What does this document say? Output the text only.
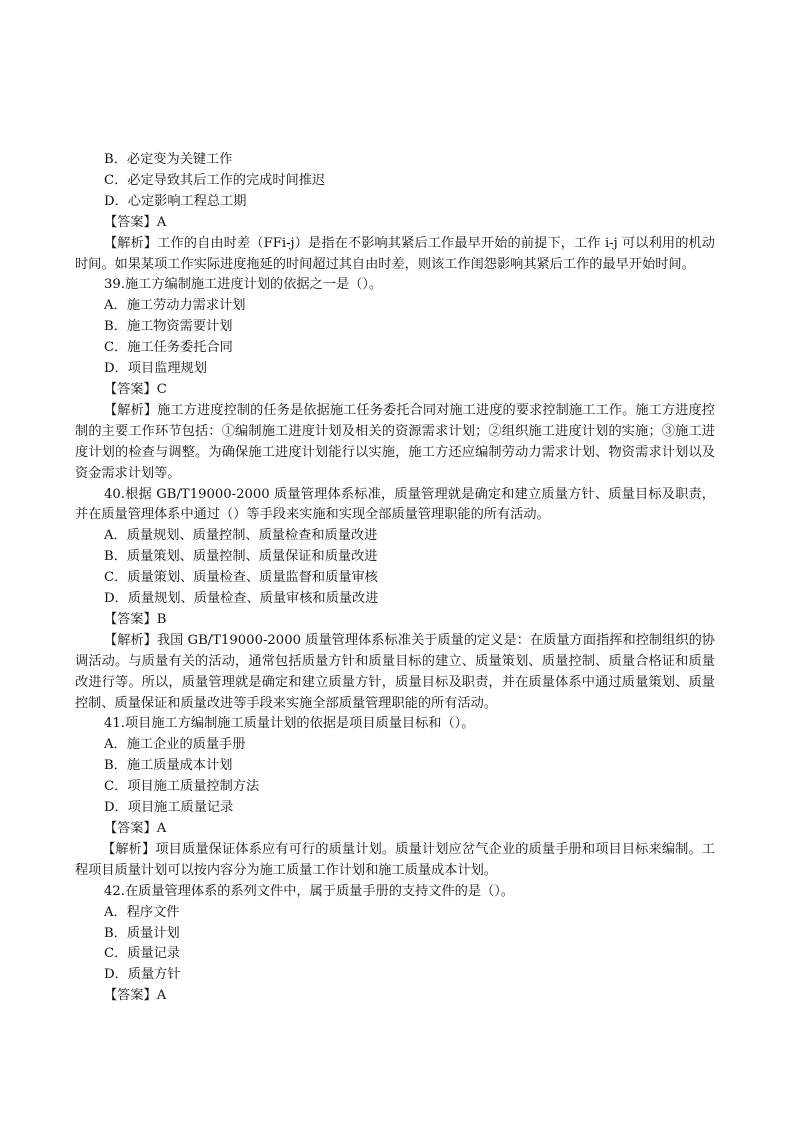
B．必定变为关键工作
C．必定导致其后工作的完成时间推迟
D．心定影响工程总工期
【答案】A
【解析】工作的自由时差（FFi-j）是指在不影响其紧后工作最早开始的前提下，工作 i-j 可以利用的机动时间。如果某项工作实际进度拖延的时间超过其自由时差，则该工作闺怨影响其紧后工作的最早开始时间。
39.施工方编制施工进度计划的依据之一是（）。
A．施工劳动力需求计划
B．施工物资需要计划
C．施工任务委托合同
D．项目监理规划
【答案】C
【解析】施工方进度控制的任务是依据施工任务委托合同对施工进度的要求控制施工工作。施工方进度控制的主要工作环节包括：①编制施工进度计划及相关的资源需求计划；②组织施工进度计划的实施；③施工进度计划的检查与调整。为确保施工进度计划能行以实施，施工方还应编制劳动力需求计划、物资需求计划以及资金需求计划等。
40.根据 GB/T19000-2000 质量管理体系标准，质量管理就是确定和建立质量方针、质量目标及职责，并在质量管理体系中通过（）等手段来实施和实现全部质量管理职能的所有活动。
A．质量规划、质量控制、质量检查和质量改进
B．质量策划、质量控制、质量保证和质量改进
C．质量策划、质量检查、质量监督和质量审核
D．质量规划、质量检查、质量审核和质量改进
【答案】B
【解析】我国 GB/T19000-2000 质量管理体系标准关于质量的定义是：在质量方面指挥和控制组织的协调活动。与质量有关的活动，通常包括质量方针和质量目标的建立、质量策划、质量控制、质量合格证和质量改进行等。所以，质量管理就是确定和建立质量方针，质量目标及职责，并在质量体系中通过质量策划、质量控制、质量保证和质量改进等手段来实施全部质量管理职能的所有活动。
41.项目施工方编制施工质量计划的依据是项目质量目标和（）。
A．施工企业的质量手册
B．施工质量成本计划
C．项目施工质量控制方法
D．项目施工质量记录
【答案】A
【解析】项目质量保证体系应有可行的质量计划。质量计划应岔气企业的质量手册和项目目标来编制。工程项目质量计划可以按内容分为施工质量工作计划和施工质量成本计划。
42.在质量管理体系的系列文件中，属于质量手册的支持文件的是（）。
A．程序文件
B．质量计划
C．质量记录
D．质量方针
【答案】A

==========

AIM:
Repeat the full listing above exactly, with no pictures in the copy.

FULL SOLUTION:
What does this document say? Output the text only.
B．必定变为关键工作
C．必定导致其后工作的完成时间推迟
D．心定影响工程总工期
【答案】A
【解析】工作的自由时差（FFi-j）是指在不影响其紧后工作最早开始的前提下，工作 i-j 可以利用的机动时间。如果某项工作实际进度拖延的时间超过其自由时差，则该工作闺怨影响其紧后工作的最早开始时间。
39.施工方编制施工进度计划的依据之一是（）。
A．施工劳动力需求计划
B．施工物资需要计划
C．施工任务委托合同
D．项目监理规划
【答案】C
【解析】施工方进度控制的任务是依据施工任务委托合同对施工进度的要求控制施工工作。施工方进度控制的主要工作环节包括：①编制施工进度计划及相关的资源需求计划；②组织施工进度计划的实施；③施工进度计划的检查与调整。为确保施工进度计划能行以实施，施工方还应编制劳动力需求计划、物资需求计划以及资金需求计划等。
40.根据 GB/T19000-2000 质量管理体系标准，质量管理就是确定和建立质量方针、质量目标及职责，并在质量管理体系中通过（）等手段来实施和实现全部质量管理职能的所有活动。
A．质量规划、质量控制、质量检查和质量改进
B．质量策划、质量控制、质量保证和质量改进
C．质量策划、质量检查、质量监督和质量审核
D．质量规划、质量检查、质量审核和质量改进
【答案】B
【解析】我国 GB/T19000-2000 质量管理体系标准关于质量的定义是：在质量方面指挥和控制组织的协调活动。与质量有关的活动，通常包括质量方针和质量目标的建立、质量策划、质量控制、质量合格证和质量改进行等。所以，质量管理就是确定和建立质量方针，质量目标及职责，并在质量体系中通过质量策划、质量控制、质量保证和质量改进等手段来实施全部质量管理职能的所有活动。
41.项目施工方编制施工质量计划的依据是项目质量目标和（）。
A．施工企业的质量手册
B．施工质量成本计划
C．项目施工质量控制方法
D．项目施工质量记录
【答案】A
【解析】项目质量保证体系应有可行的质量计划。质量计划应岔气企业的质量手册和项目目标来编制。工程项目质量计划可以按内容分为施工质量工作计划和施工质量成本计划。
42.在质量管理体系的系列文件中，属于质量手册的支持文件的是（）。
A．程序文件
B．质量计划
C．质量记录
D．质量方针
【答案】A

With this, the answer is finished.